[Collected data entries]
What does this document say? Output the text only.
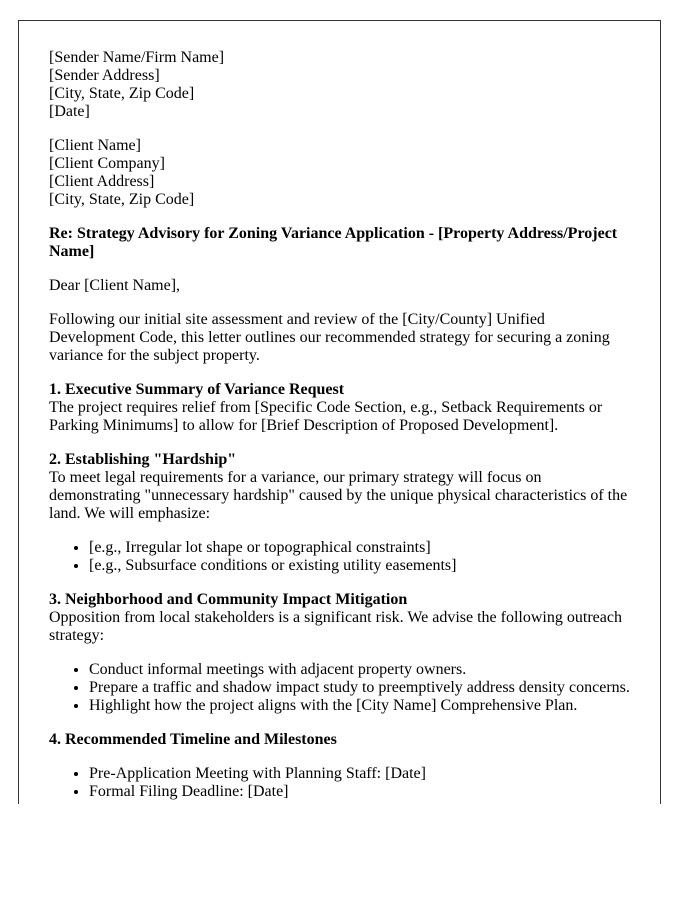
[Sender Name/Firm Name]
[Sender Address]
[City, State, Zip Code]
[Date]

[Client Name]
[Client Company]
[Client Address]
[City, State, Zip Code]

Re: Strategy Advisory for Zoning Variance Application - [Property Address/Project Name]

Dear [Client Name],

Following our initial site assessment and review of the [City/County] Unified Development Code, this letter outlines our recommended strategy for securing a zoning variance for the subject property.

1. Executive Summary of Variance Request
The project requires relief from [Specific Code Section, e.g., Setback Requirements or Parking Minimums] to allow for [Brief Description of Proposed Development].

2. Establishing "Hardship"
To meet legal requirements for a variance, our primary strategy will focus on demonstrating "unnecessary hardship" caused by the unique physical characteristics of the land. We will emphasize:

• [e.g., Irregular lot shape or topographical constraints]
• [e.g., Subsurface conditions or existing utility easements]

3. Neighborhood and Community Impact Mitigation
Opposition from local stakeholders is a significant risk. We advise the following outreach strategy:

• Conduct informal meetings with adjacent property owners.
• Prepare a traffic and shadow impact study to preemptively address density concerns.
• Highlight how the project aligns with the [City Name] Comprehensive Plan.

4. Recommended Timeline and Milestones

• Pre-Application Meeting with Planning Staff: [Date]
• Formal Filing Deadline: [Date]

...

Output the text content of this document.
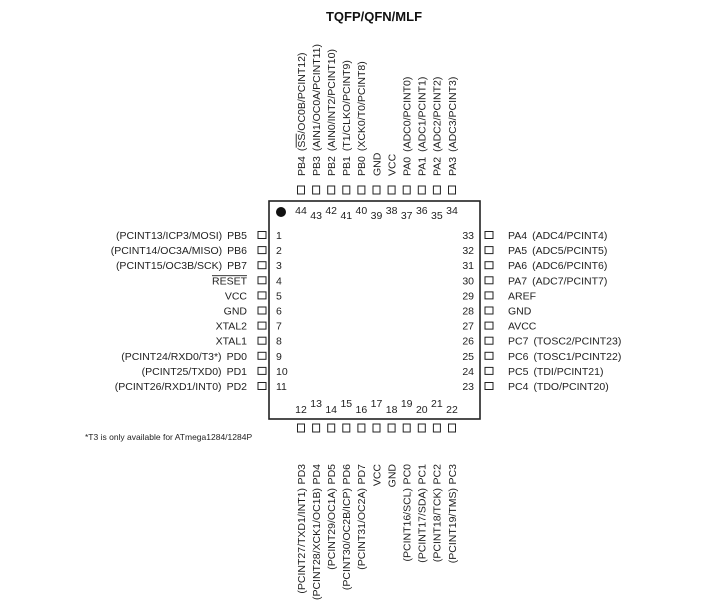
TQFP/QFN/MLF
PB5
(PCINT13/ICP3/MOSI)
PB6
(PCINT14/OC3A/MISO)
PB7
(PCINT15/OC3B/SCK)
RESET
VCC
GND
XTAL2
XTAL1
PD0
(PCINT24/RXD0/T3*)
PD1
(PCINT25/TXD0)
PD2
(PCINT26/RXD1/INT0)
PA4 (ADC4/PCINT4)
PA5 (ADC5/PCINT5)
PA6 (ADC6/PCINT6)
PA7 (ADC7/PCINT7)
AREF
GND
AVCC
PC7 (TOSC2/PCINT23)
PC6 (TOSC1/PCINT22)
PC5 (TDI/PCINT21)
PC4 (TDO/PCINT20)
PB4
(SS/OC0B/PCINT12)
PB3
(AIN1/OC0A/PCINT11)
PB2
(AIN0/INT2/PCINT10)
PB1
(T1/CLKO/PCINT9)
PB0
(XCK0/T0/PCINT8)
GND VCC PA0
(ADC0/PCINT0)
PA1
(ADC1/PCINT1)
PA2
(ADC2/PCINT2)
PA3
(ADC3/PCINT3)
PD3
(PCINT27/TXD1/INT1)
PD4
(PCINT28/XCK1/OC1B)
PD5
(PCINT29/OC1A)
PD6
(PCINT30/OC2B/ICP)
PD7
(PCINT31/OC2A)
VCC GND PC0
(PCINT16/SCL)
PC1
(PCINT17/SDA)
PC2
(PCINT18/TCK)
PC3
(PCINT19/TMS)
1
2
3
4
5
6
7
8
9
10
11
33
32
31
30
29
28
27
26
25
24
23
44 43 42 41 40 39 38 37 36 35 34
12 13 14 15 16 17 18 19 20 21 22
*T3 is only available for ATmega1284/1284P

- [TASK DESCRIPTION]
Search the entries for the word "text" and copy every line that has it.

- [WRITTEN REPLY]
What does this document say? Output the text only.
Output the text content of this document.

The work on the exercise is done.